▶ [RAW RECORDS]
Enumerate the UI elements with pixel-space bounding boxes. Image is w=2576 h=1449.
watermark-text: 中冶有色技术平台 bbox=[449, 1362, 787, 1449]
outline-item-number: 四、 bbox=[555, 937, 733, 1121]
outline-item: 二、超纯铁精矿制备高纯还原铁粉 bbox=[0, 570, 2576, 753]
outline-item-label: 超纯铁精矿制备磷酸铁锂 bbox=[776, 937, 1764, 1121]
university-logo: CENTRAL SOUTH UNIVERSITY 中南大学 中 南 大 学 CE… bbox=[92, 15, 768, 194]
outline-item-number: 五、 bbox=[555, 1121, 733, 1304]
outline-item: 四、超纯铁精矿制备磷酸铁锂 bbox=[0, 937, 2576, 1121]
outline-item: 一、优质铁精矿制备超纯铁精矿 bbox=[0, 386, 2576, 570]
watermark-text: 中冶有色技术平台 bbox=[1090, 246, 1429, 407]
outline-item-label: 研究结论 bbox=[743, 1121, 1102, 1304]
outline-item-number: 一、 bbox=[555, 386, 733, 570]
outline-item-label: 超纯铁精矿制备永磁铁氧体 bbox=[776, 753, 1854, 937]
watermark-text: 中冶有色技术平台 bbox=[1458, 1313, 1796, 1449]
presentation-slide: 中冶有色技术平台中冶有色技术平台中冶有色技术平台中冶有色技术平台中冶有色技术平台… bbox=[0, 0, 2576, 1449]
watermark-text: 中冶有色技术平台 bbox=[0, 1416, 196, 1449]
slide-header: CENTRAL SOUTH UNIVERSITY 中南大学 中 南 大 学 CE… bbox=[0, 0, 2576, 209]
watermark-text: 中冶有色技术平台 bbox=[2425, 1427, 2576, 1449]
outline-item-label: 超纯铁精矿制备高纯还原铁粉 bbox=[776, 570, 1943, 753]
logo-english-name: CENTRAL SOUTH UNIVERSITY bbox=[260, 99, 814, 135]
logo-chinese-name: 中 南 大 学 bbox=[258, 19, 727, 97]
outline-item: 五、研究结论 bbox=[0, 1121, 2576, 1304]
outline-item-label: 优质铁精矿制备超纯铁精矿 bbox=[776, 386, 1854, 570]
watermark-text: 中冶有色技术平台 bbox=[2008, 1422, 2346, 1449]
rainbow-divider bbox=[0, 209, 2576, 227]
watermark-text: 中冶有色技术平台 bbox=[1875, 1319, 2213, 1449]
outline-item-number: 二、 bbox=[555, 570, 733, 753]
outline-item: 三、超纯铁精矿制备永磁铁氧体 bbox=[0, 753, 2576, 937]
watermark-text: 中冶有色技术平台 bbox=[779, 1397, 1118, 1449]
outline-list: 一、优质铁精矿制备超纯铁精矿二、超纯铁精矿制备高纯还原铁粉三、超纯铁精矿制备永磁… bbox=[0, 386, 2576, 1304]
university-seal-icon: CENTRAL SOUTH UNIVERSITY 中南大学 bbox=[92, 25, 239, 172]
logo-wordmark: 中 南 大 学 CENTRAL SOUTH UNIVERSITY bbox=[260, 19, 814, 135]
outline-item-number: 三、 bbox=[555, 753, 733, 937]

▶ [DESCRIPTION OF THE TASK] Rewrite the data as a numbered list, beginning with its first line and ending after the line containing "outline-item: 二、超纯铁精矿制备高纯还原铁粉 bbox=[0, 570, 2576, 753]", with both of those lines included. Omit blank lines.

▶ [REPLY TO THE TASK]
1. Enumerate the UI elements with pixel-space bounding boxes. Image is w=2576 h=1449.
2. watermark-text: 中冶有色技术平台 bbox=[449, 1362, 787, 1449]
3. outline-item-number: 四、 bbox=[555, 937, 733, 1121]
4. outline-item: 二、超纯铁精矿制备高纯还原铁粉 bbox=[0, 570, 2576, 753]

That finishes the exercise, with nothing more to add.